Data entries:
※ ※ ※

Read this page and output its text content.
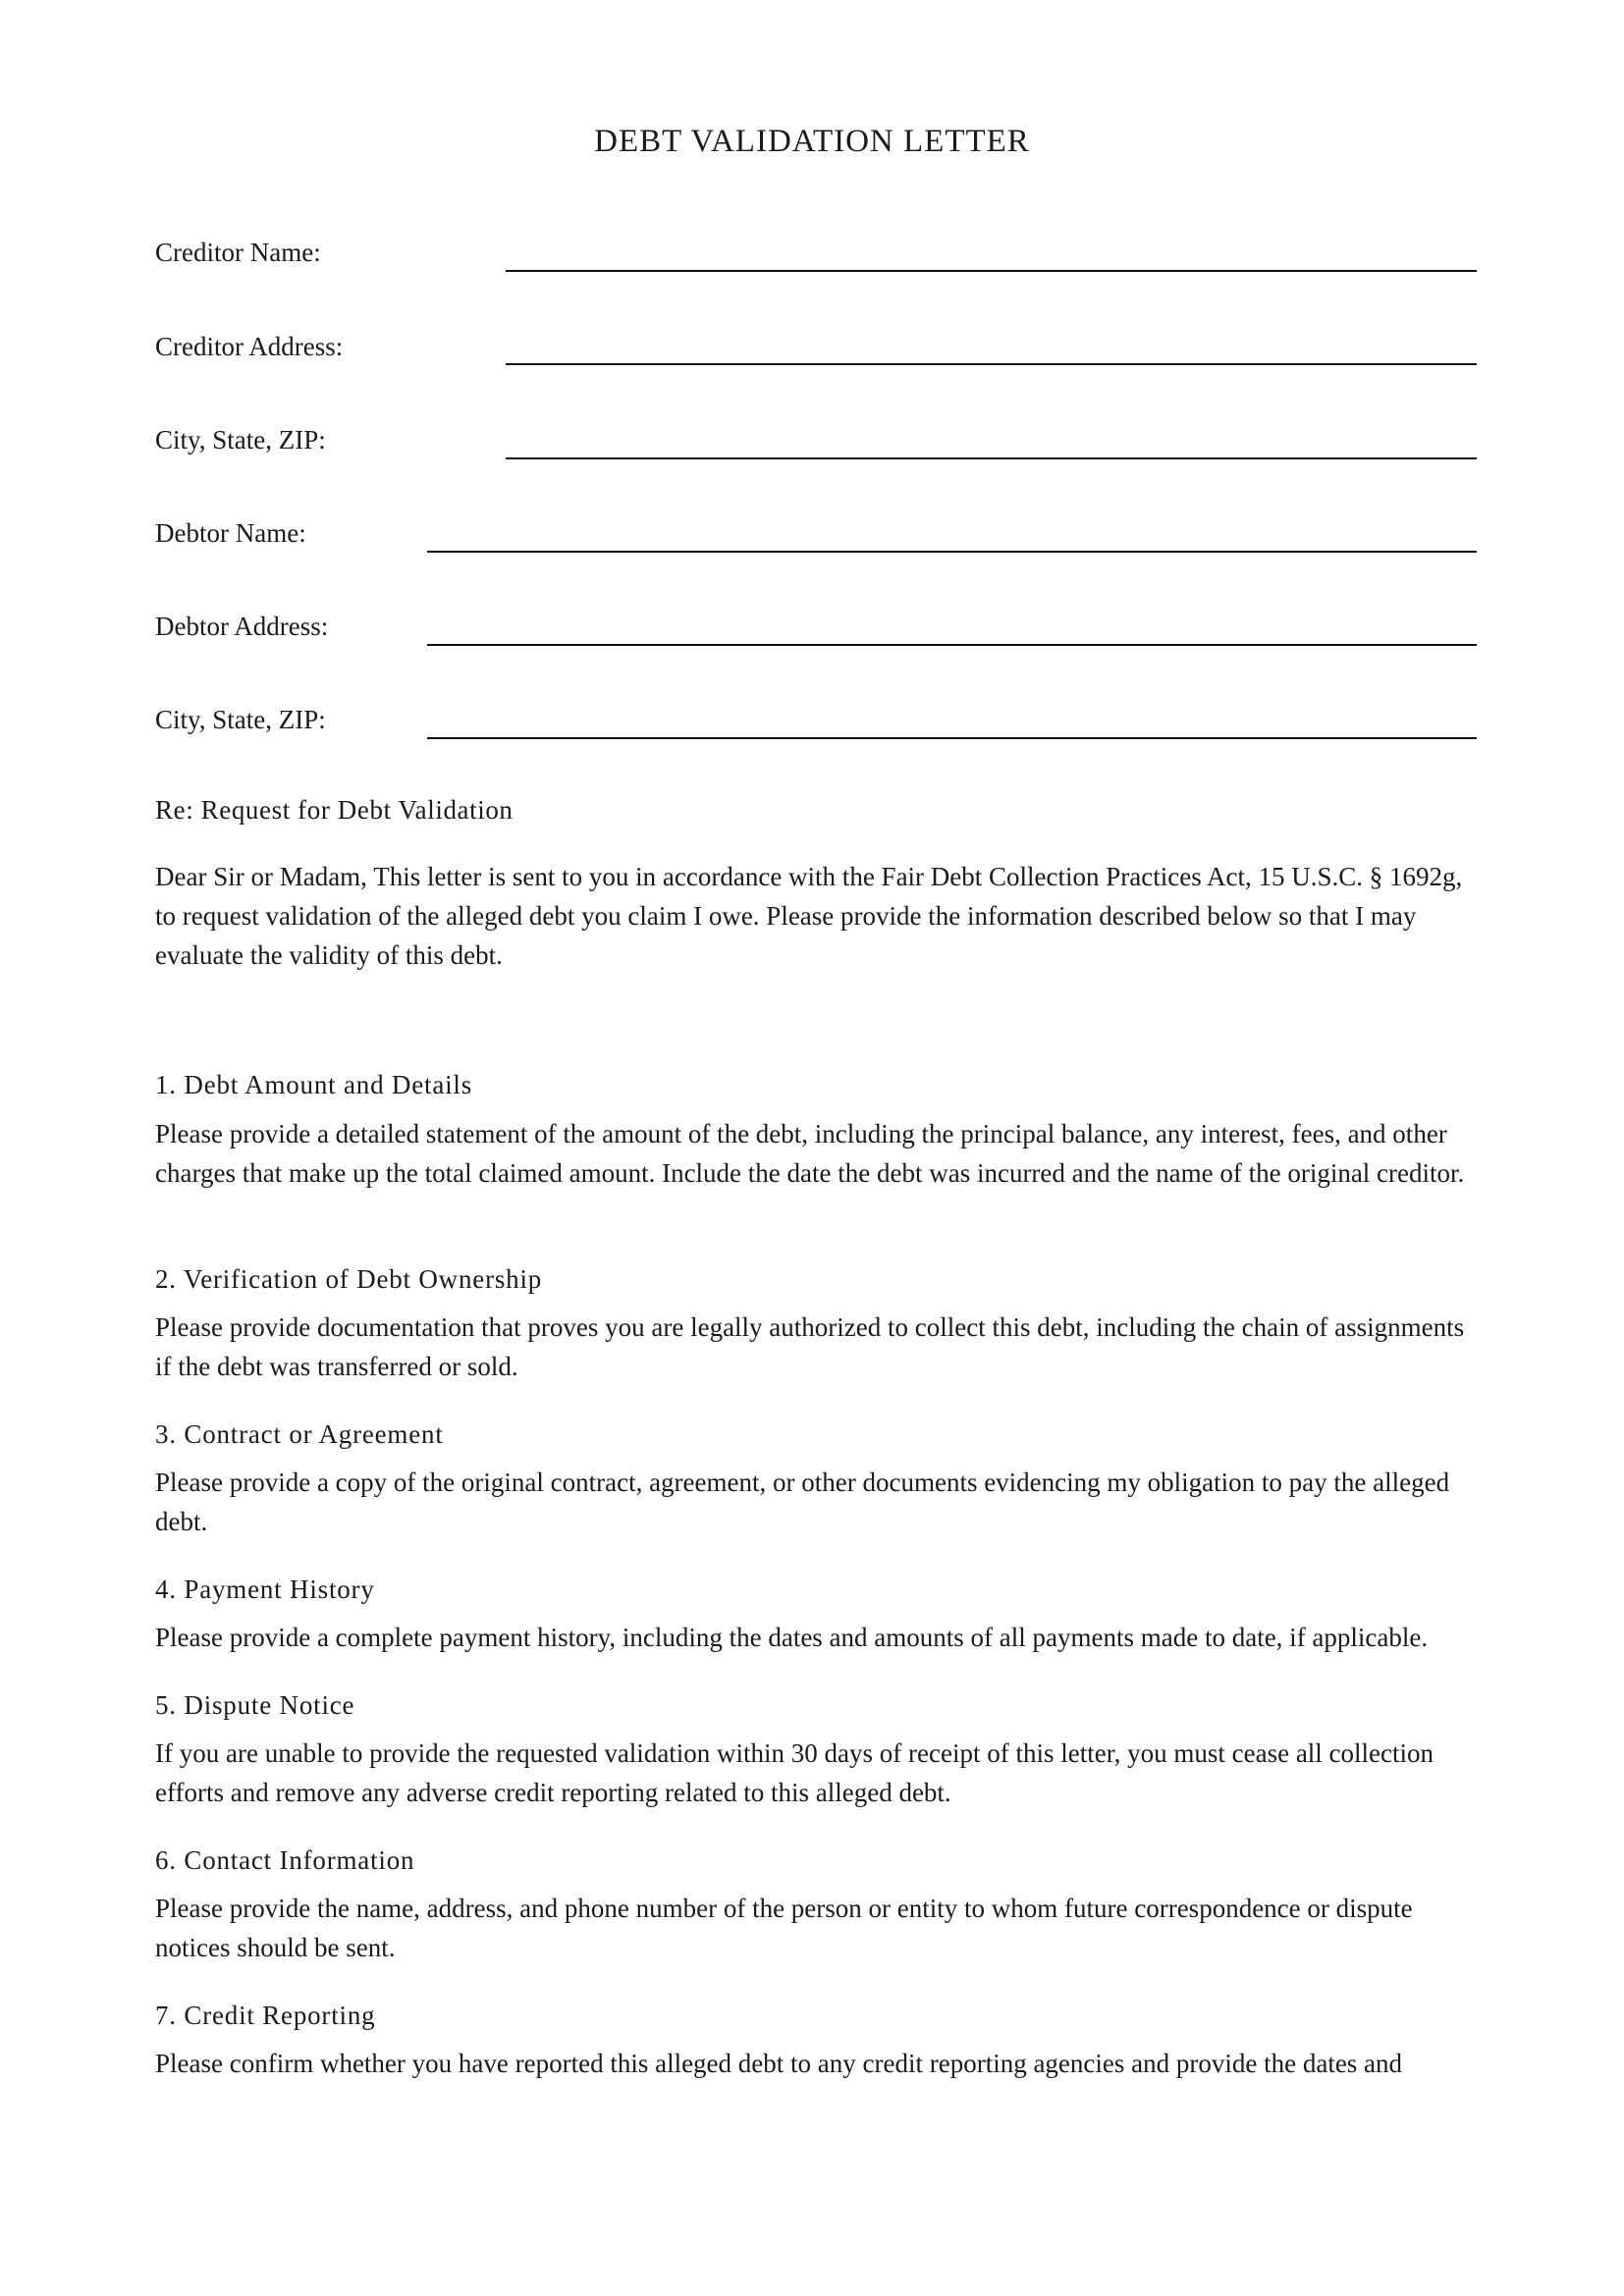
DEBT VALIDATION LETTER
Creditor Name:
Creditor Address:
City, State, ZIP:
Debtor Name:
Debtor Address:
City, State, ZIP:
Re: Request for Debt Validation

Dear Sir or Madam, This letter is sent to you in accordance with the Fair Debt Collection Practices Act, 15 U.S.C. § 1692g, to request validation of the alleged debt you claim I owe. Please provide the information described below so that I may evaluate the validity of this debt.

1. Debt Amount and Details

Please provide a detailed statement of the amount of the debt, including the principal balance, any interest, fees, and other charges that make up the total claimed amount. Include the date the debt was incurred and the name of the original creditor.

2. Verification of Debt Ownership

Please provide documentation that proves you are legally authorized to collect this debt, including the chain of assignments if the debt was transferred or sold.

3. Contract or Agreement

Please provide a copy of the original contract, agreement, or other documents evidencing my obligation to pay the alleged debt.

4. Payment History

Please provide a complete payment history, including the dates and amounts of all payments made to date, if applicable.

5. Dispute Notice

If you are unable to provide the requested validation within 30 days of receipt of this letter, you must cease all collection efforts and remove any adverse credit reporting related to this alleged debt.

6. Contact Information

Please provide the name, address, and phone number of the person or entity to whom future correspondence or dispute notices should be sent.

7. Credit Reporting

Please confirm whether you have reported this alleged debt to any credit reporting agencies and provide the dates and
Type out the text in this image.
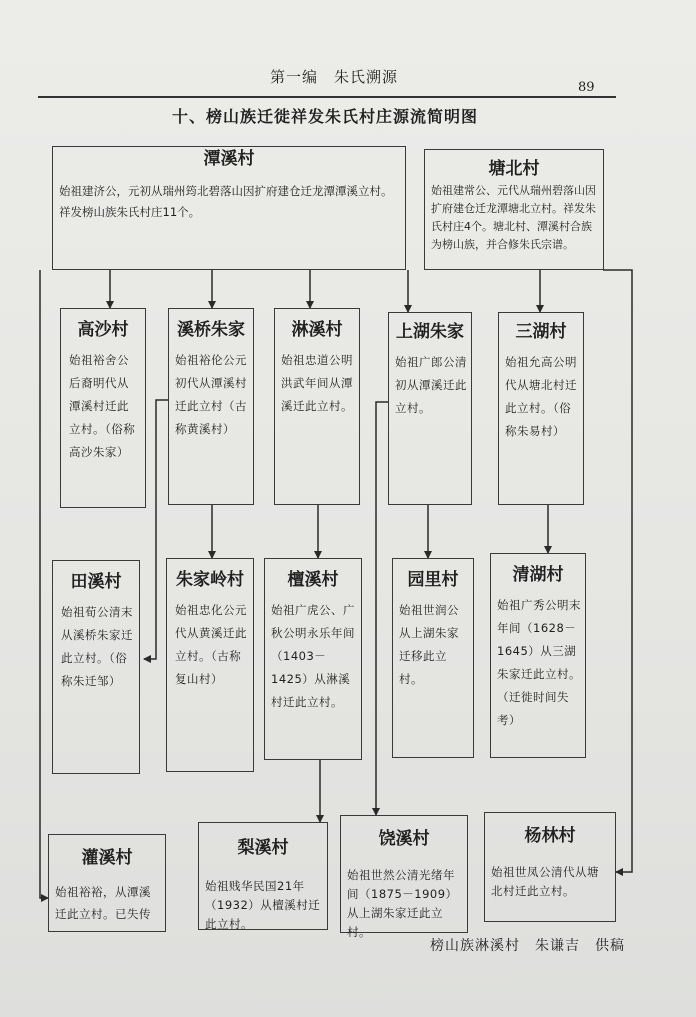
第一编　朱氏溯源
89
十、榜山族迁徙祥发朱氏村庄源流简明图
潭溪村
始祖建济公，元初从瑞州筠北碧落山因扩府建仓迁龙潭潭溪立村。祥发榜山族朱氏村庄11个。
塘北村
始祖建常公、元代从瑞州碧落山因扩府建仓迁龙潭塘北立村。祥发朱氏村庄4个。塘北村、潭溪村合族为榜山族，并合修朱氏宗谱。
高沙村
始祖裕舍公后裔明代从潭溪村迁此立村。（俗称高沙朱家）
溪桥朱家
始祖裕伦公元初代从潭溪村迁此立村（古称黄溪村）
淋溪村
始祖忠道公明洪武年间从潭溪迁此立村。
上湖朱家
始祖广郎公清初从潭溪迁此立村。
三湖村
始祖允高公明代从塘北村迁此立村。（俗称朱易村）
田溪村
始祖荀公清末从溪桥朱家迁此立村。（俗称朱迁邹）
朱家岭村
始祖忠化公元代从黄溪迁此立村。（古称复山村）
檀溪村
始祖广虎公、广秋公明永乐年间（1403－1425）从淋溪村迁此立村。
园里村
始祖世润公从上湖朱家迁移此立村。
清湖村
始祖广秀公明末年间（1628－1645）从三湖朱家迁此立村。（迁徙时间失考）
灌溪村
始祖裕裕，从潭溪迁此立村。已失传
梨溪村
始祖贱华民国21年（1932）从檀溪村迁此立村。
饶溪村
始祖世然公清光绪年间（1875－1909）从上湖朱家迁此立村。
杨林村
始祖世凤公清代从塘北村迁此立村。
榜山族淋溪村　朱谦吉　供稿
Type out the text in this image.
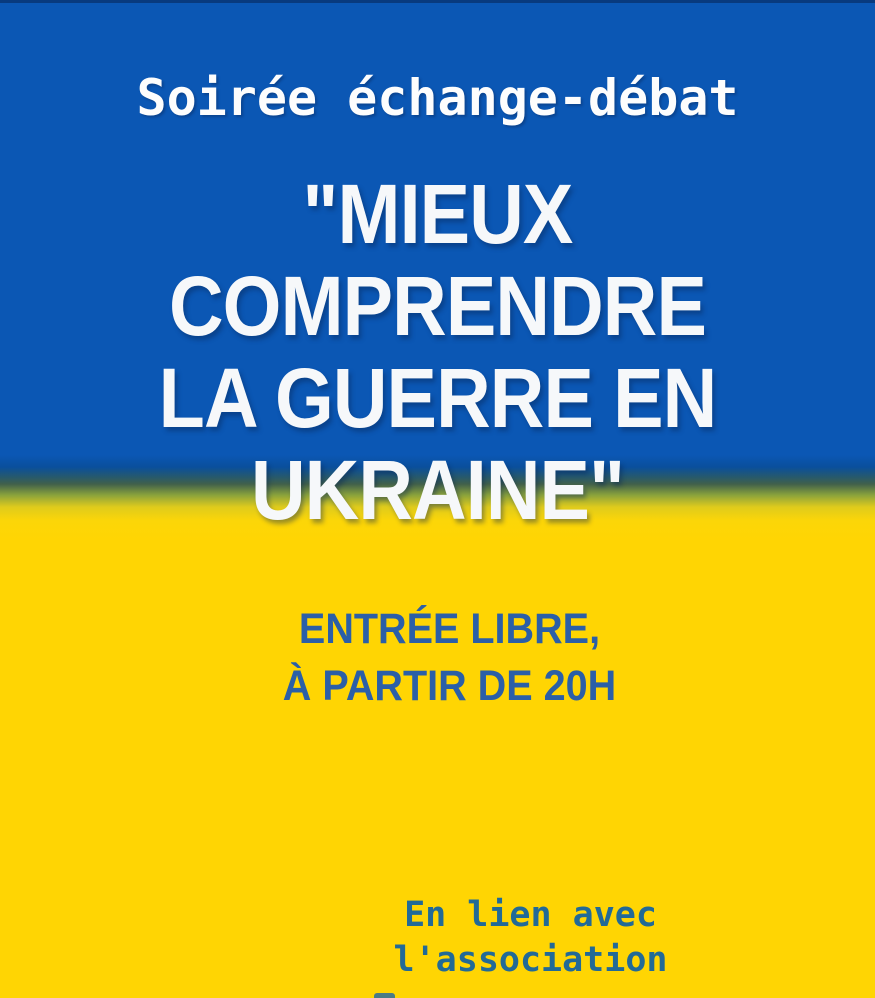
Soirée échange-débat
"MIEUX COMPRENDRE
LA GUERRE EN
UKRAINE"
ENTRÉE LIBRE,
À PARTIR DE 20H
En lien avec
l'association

※ ※ ※

Directions for this task: Repeat the records above verbatim, with no pictures in the result.

Final result:
Read this page and output its text content.
DEBT VALIDATION LETTER
Creditor Name:
Creditor Address:
City, State, ZIP:
Debtor Name:
Debtor Address:
City, State, ZIP:
Re: Request for Debt Validation

Dear Sir or Madam, This letter is sent to you in accordance with the Fair Debt Collection Practices Act, 15 U.S.C. § 1692g, to request validation of the alleged debt you claim I owe. Please provide the information described below so that I may evaluate the validity of this debt.

1. Debt Amount and Details

Please provide a detailed statement of the amount of the debt, including the principal balance, any interest, fees, and other charges that make up the total claimed amount. Include the date the debt was incurred and the name of the original creditor.

2. Verification of Debt Ownership

Please provide documentation that proves you are legally authorized to collect this debt, including the chain of assignments if the debt was transferred or sold.

3. Contract or Agreement

Please provide a copy of the original contract, agreement, or other documents evidencing my obligation to pay the alleged debt.

4. Payment History

Please provide a complete payment history, including the dates and amounts of all payments made to date, if applicable.

5. Dispute Notice

If you are unable to provide the requested validation within 30 days of receipt of this letter, you must cease all collection efforts and remove any adverse credit reporting related to this alleged debt.

6. Contact Information

Please provide the name, address, and phone number of the person or entity to whom future correspondence or dispute notices should be sent.

7. Credit Reporting

Please confirm whether you have reported this alleged debt to any credit reporting agencies and provide the dates and
Type out the text in this image.
第一编　朱氏溯源
89
十、榜山族迁徙祥发朱氏村庄源流简明图
潭溪村
始祖建济公，元初从瑞州筠北碧落山因扩府建仓迁龙潭潭溪立村。祥发榜山族朱氏村庄11个。
塘北村
始祖建常公、元代从瑞州碧落山因扩府建仓迁龙潭塘北立村。祥发朱氏村庄4个。塘北村、潭溪村合族为榜山族，并合修朱氏宗谱。
高沙村
始祖裕舍公后裔明代从潭溪村迁此立村。（俗称高沙朱家）
溪桥朱家
始祖裕伦公元初代从潭溪村迁此立村（古称黄溪村）
淋溪村
始祖忠道公明洪武年间从潭溪迁此立村。
上湖朱家
始祖广郎公清初从潭溪迁此立村。
三湖村
始祖允高公明代从塘北村迁此立村。（俗称朱易村）
田溪村
始祖荀公清末从溪桥朱家迁此立村。（俗称朱迁邹）
朱家岭村
始祖忠化公元代从黄溪迁此立村。（古称复山村）
檀溪村
始祖广虎公、广秋公明永乐年间（1403－1425）从淋溪村迁此立村。
园里村
始祖世润公从上湖朱家迁移此立村。
清湖村
始祖广秀公明末年间（1628－1645）从三湖朱家迁此立村。（迁徙时间失考）
灌溪村
始祖裕裕，从潭溪迁此立村。已失传
梨溪村
始祖贱华民国21年（1932）从檀溪村迁此立村。
饶溪村
始祖世然公清光绪年间（1875－1909）从上湖朱家迁此立村。
杨林村
始祖世凤公清代从塘北村迁此立村。
榜山族淋溪村　朱谦吉　供稿
Type out the text in this image.
Soirée échange-débat
"MIEUX COMPRENDRE
LA GUERRE EN
UKRAINE"
ENTRÉE LIBRE,
À PARTIR DE 20H
En lien avec
l'association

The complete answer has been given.